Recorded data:
——

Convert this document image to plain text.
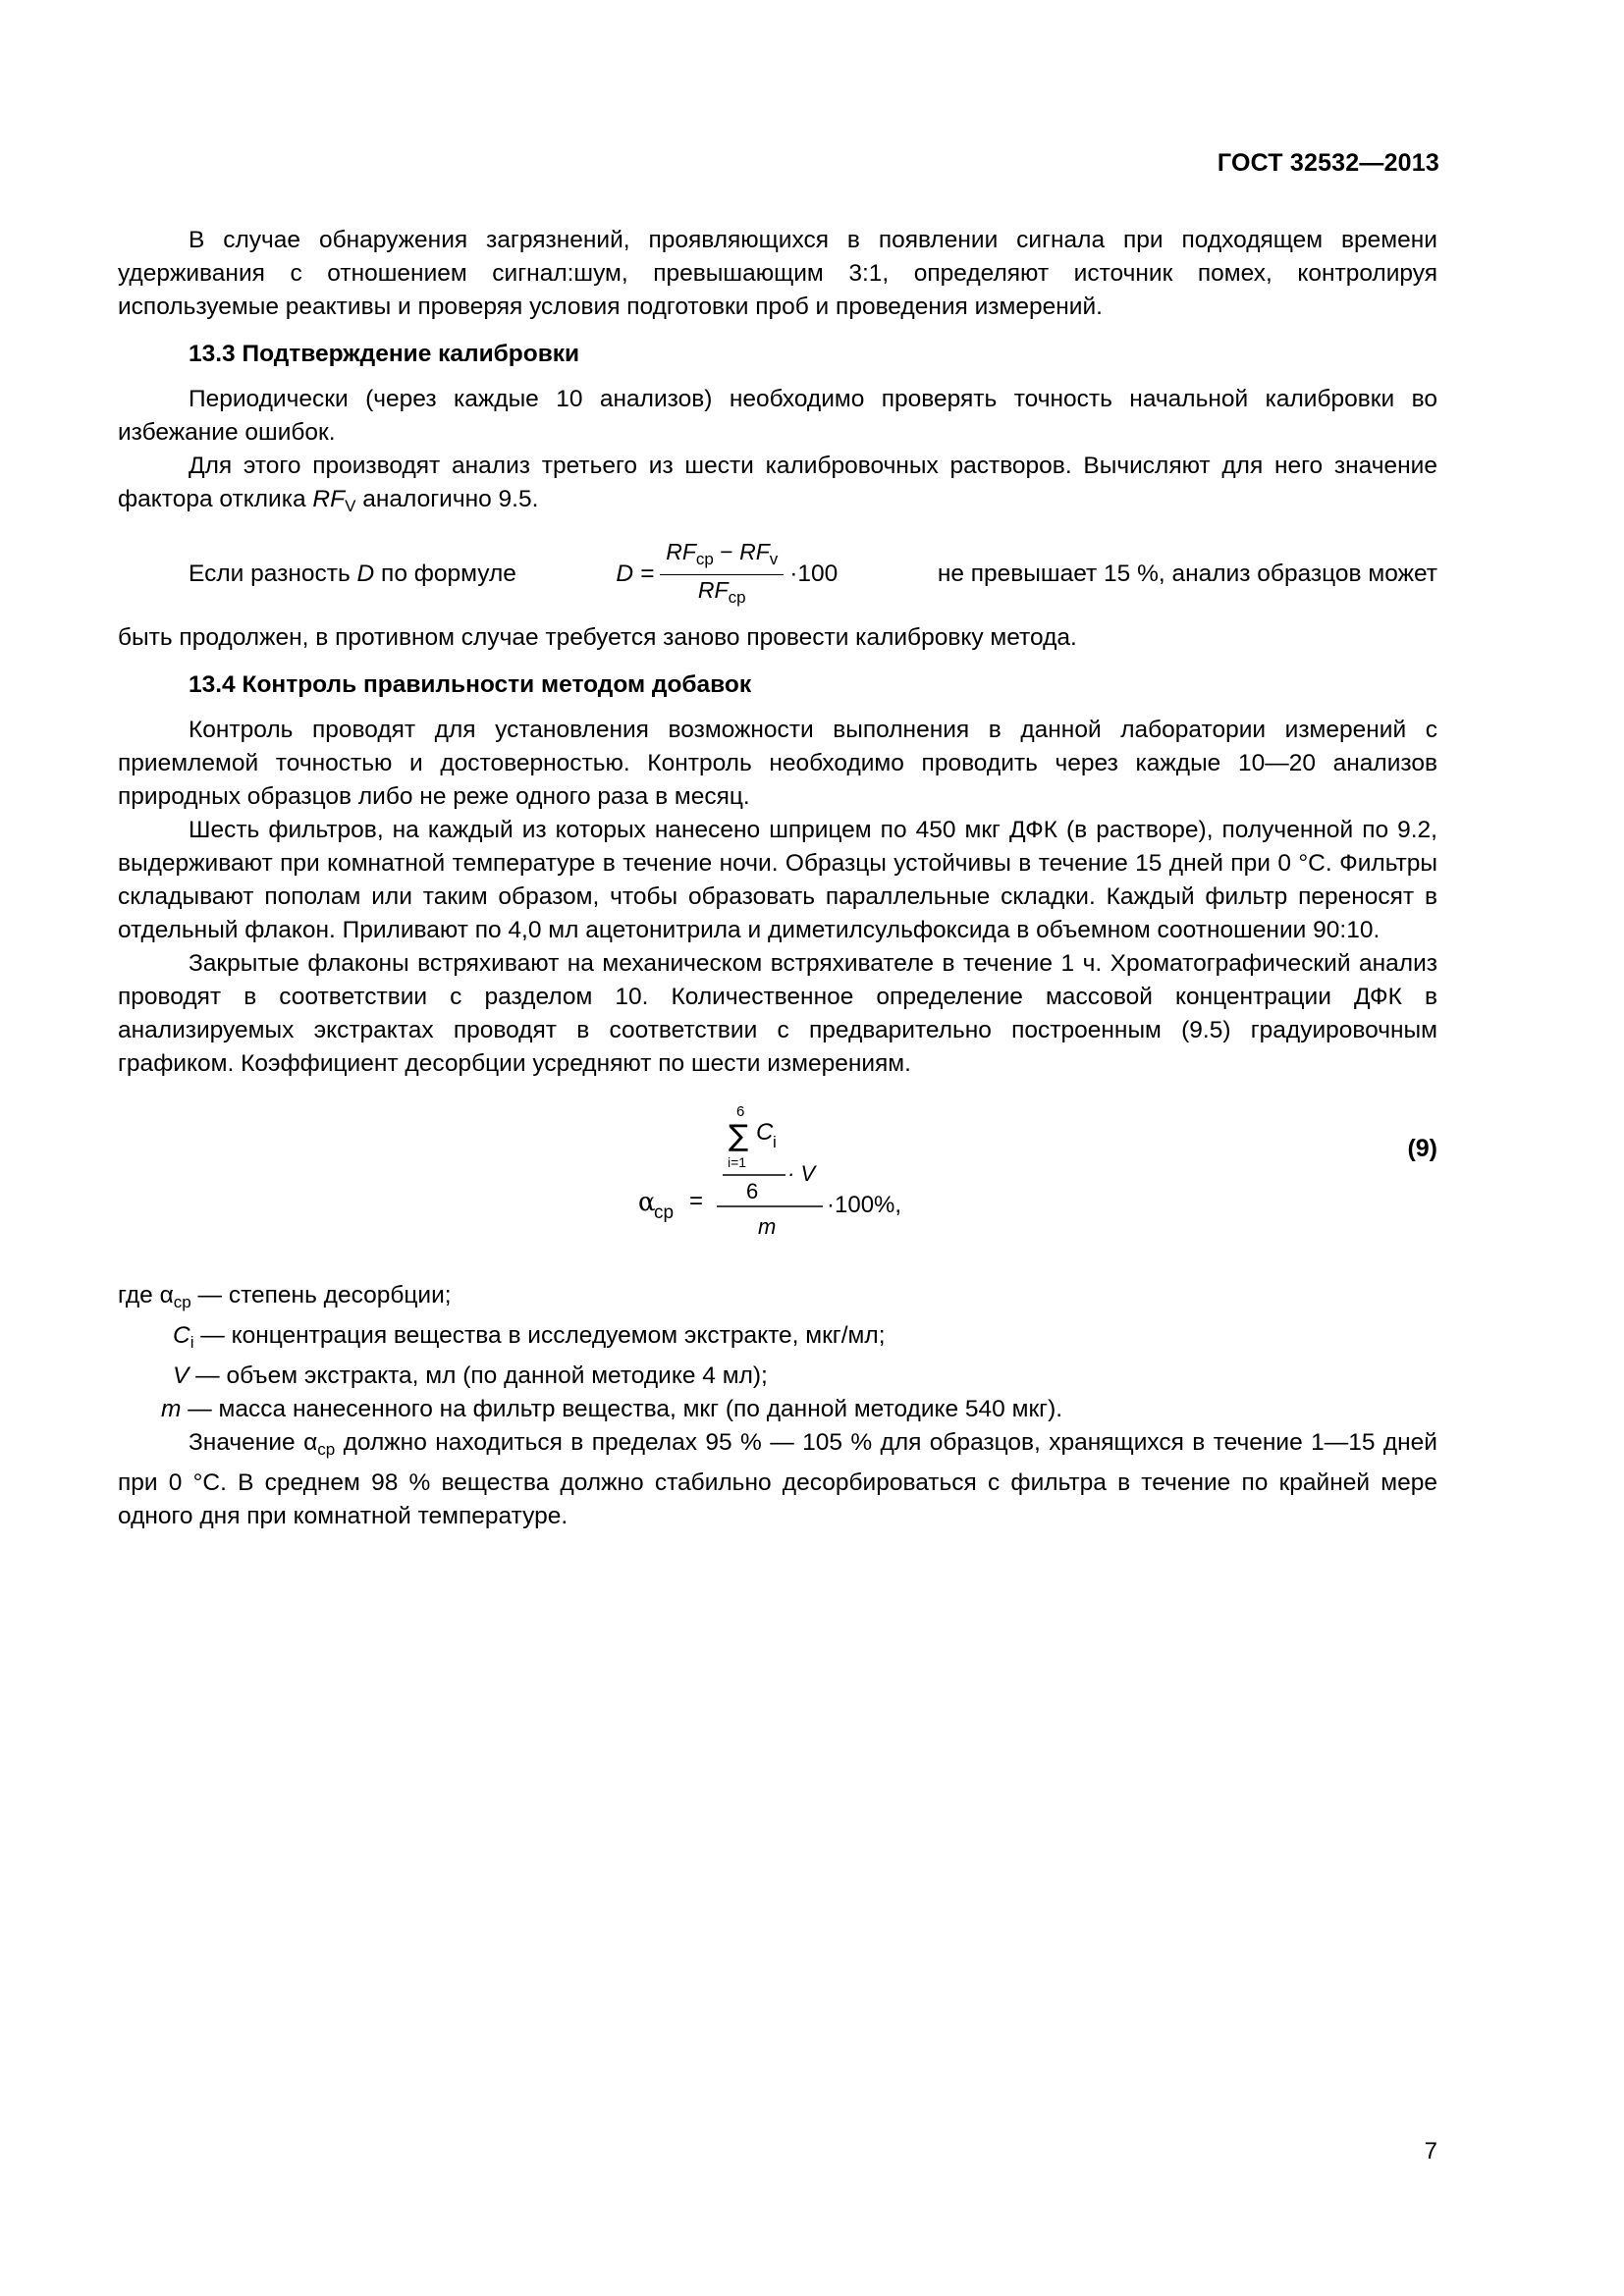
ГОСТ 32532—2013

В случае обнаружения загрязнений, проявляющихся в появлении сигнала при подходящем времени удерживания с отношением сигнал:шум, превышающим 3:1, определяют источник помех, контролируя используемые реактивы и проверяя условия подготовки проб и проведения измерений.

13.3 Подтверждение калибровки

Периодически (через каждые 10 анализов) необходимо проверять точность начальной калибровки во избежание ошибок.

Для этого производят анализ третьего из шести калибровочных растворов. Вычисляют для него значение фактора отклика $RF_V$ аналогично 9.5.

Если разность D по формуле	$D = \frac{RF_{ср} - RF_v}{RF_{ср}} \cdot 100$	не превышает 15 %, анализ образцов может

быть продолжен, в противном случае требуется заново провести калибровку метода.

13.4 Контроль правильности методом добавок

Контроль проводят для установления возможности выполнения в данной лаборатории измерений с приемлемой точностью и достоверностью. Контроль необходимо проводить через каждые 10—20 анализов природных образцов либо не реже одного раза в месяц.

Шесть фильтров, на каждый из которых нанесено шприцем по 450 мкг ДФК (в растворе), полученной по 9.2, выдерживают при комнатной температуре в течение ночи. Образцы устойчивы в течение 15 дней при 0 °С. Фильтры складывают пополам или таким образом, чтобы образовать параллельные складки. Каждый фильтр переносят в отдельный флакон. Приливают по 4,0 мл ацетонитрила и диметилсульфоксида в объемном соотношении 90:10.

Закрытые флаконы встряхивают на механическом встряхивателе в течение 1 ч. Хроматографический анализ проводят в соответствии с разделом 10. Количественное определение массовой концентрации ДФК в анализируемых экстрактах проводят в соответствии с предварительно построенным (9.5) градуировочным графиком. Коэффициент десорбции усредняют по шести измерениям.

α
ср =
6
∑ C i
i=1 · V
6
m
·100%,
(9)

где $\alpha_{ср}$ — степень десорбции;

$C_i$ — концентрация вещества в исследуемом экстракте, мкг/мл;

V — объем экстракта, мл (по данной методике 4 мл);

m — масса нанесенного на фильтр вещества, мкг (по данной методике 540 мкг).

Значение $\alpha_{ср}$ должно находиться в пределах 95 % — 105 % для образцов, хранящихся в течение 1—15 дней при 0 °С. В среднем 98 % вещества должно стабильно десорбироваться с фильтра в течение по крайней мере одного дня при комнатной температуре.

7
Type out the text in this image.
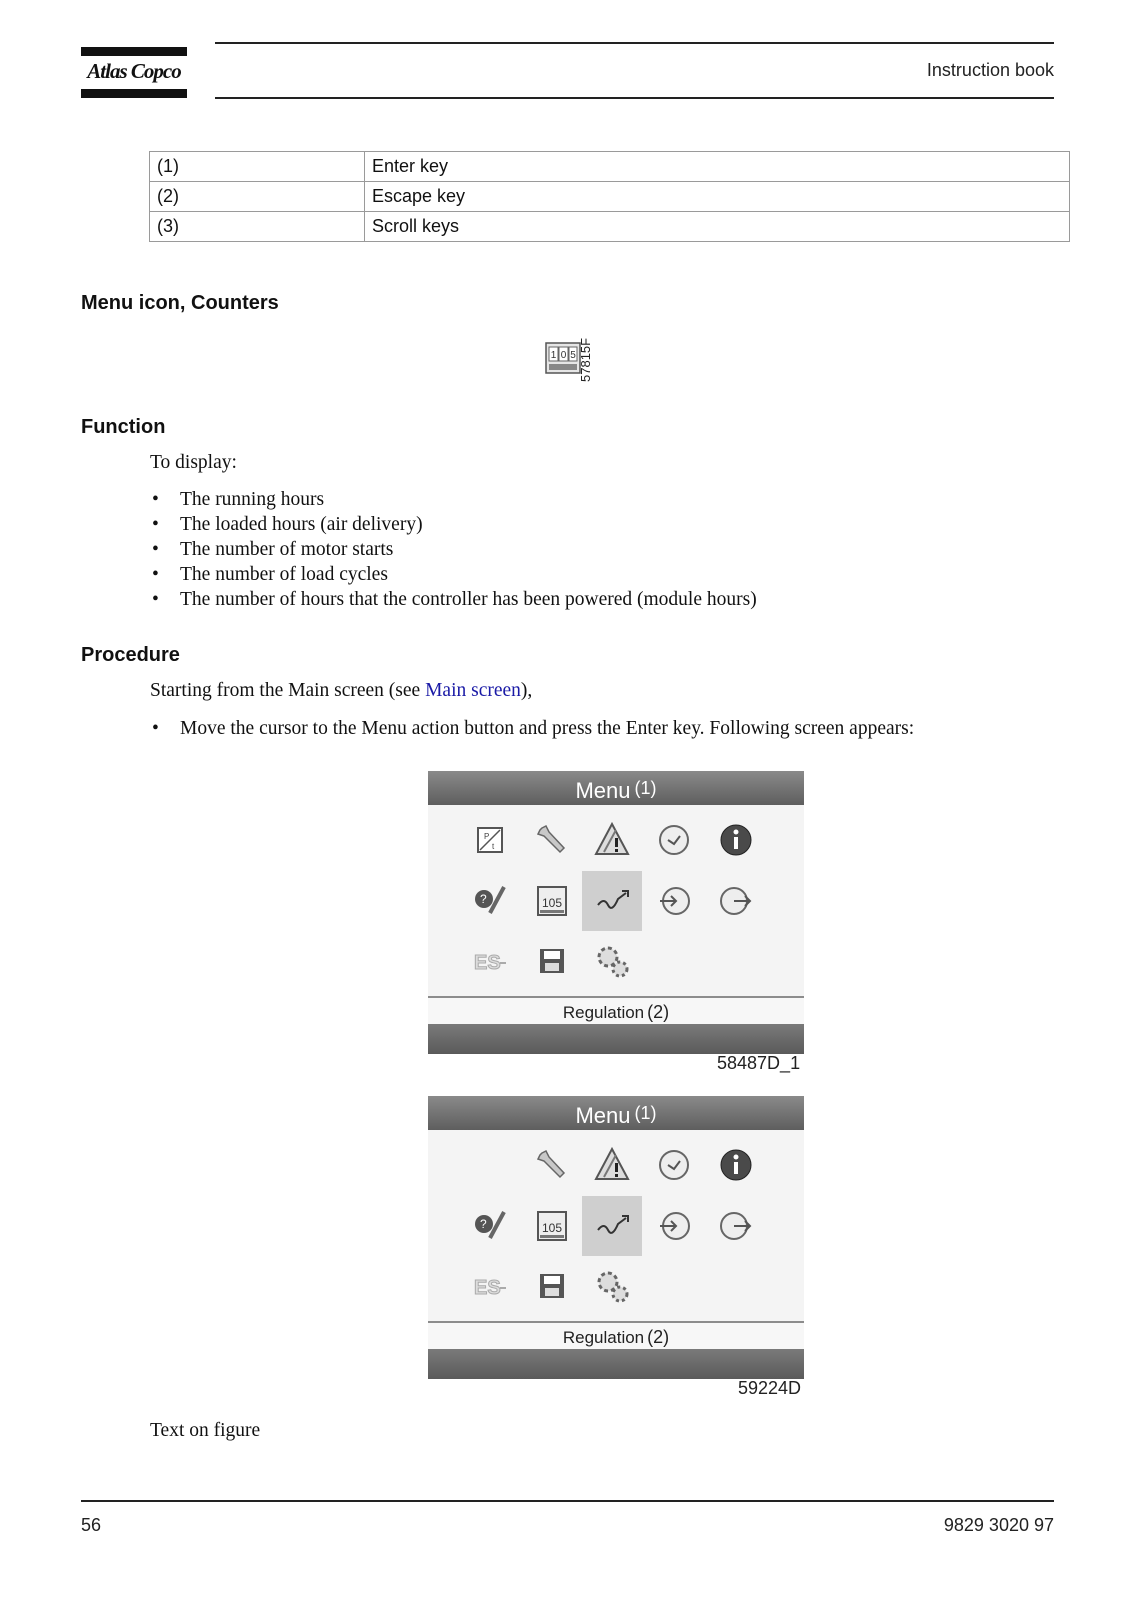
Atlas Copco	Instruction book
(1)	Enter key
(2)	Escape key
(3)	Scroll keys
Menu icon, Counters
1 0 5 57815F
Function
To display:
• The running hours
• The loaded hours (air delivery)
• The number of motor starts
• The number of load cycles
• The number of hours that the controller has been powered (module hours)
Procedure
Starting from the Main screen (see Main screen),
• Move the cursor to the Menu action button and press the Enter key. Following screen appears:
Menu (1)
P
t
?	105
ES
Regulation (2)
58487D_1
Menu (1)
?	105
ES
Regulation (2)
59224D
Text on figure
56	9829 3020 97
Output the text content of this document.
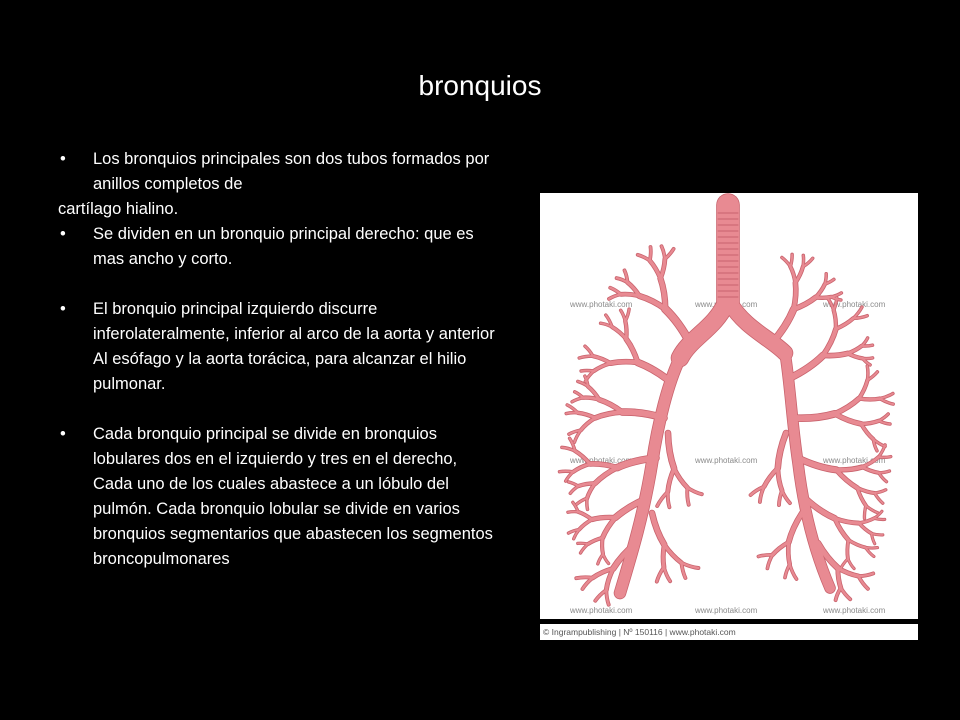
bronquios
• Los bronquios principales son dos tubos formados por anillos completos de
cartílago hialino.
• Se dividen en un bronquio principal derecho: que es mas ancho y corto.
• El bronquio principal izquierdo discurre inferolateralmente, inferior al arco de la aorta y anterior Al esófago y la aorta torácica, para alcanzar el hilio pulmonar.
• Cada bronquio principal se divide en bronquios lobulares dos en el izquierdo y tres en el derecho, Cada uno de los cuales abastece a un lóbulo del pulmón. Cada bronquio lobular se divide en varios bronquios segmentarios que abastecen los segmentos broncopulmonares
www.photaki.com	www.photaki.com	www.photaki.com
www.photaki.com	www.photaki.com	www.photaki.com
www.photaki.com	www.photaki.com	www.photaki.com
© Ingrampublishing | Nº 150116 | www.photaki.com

——

- DIRECTION: Leave out the pictures and transcribe the entries above exactly.

- RESULT FOR THIS TASK:
Convert this document image to plain text.
ГОСТ 32532—2013

В случае обнаружения загрязнений, проявляющихся в появлении сигнала при подходящем времени удерживания с отношением сигнал:шум, превышающим 3:1, определяют источник помех, контролируя используемые реактивы и проверяя условия подготовки проб и проведения измерений.

13.3 Подтверждение калибровки

Периодически (через каждые 10 анализов) необходимо проверять точность начальной калибровки во избежание ошибок.

Для этого производят анализ третьего из шести калибровочных растворов. Вычисляют для него значение фактора отклика $RF_V$ аналогично 9.5.

Если разность D по формуле	$D = \frac{RF_{ср} - RF_v}{RF_{ср}} \cdot 100$	не превышает 15 %, анализ образцов может

быть продолжен, в противном случае требуется заново провести калибровку метода.

13.4 Контроль правильности методом добавок

Контроль проводят для установления возможности выполнения в данной лаборатории измерений с приемлемой точностью и достоверностью. Контроль необходимо проводить через каждые 10—20 анализов природных образцов либо не реже одного раза в месяц.

Шесть фильтров, на каждый из которых нанесено шприцем по 450 мкг ДФК (в растворе), полученной по 9.2, выдерживают при комнатной температуре в течение ночи. Образцы устойчивы в течение 15 дней при 0 °С. Фильтры складывают пополам или таким образом, чтобы образовать параллельные складки. Каждый фильтр переносят в отдельный флакон. Приливают по 4,0 мл ацетонитрила и диметилсульфоксида в объемном соотношении 90:10.

Закрытые флаконы встряхивают на механическом встряхивателе в течение 1 ч. Хроматографический анализ проводят в соответствии с разделом 10. Количественное определение массовой концентрации ДФК в анализируемых экстрактах проводят в соответствии с предварительно построенным (9.5) градуировочным графиком. Коэффициент десорбции усредняют по шести измерениям.

α
ср =
6
∑ C i
i=1 · V
6
m
·100%,
(9)

где $\alpha_{ср}$ — степень десорбции;

$C_i$ — концентрация вещества в исследуемом экстракте, мкг/мл;

V — объем экстракта, мл (по данной методике 4 мл);

m — масса нанесенного на фильтр вещества, мкг (по данной методике 540 мкг).

Значение $\alpha_{ср}$ должно находиться в пределах 95 % — 105 % для образцов, хранящихся в течение 1—15 дней при 0 °С. В среднем 98 % вещества должно стабильно десорбироваться с фильтра в течение по крайней мере одного дня при комнатной температуре.

7
Type out the text in this image.
Atlas Copco	Instruction book
(1)	Enter key
(2)	Escape key
(3)	Scroll keys
Menu icon, Counters
1 0 5 57815F
Function
To display:
• The running hours
• The loaded hours (air delivery)
• The number of motor starts
• The number of load cycles
• The number of hours that the controller has been powered (module hours)
Procedure
Starting from the Main screen (see Main screen),
• Move the cursor to the Menu action button and press the Enter key. Following screen appears:
Menu (1)
P
t
?	105
ES
Regulation (2)
58487D_1
Menu (1)
?	105
ES
Regulation (2)
59224D
Text on figure
56	9829 3020 97
Output the text content of this document.
bronquios
• Los bronquios principales son dos tubos formados por anillos completos de
cartílago hialino.
• Se dividen en un bronquio principal derecho: que es mas ancho y corto.
• El bronquio principal izquierdo discurre inferolateralmente, inferior al arco de la aorta y anterior Al esófago y la aorta torácica, para alcanzar el hilio pulmonar.
• Cada bronquio principal se divide en bronquios lobulares dos en el izquierdo y tres en el derecho, Cada uno de los cuales abastece a un lóbulo del pulmón. Cada bronquio lobular se divide en varios bronquios segmentarios que abastecen los segmentos broncopulmonares
www.photaki.com	www.photaki.com	www.photaki.com
www.photaki.com	www.photaki.com	www.photaki.com
www.photaki.com	www.photaki.com	www.photaki.com
© Ingrampublishing | Nº 150116 | www.photaki.com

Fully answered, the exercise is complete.